TO DO:
In the material below, find each line holding the string "månad" and copy it.

——————

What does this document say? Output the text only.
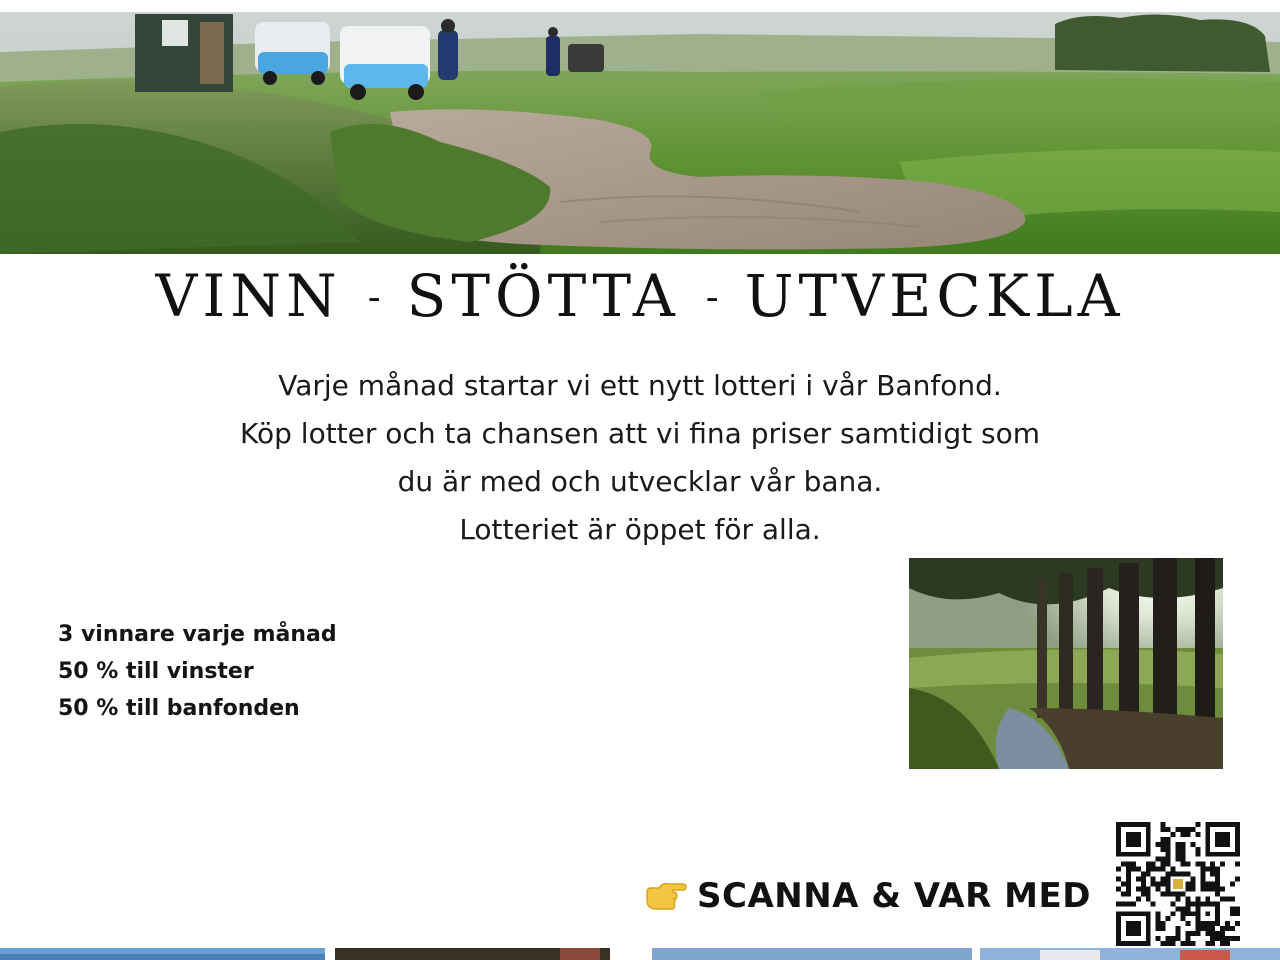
VINN - STÖTTA - UTVECKLA
Varje månad startar vi ett nytt lotteri i vår Banfond.
Köp lotter och ta chansen att vi fina priser samtidigt som
du är med och utvecklar vår bana.
Lotteriet är öppet för alla.
3 vinnare varje månad
50 % till vinster
50 % till banfonden
SCANNA & VAR MED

——————

RESULT OF THE EXERCISE:
Varje månad startar vi ett nytt lotteri i vår Banfond.
3 vinnare varje månad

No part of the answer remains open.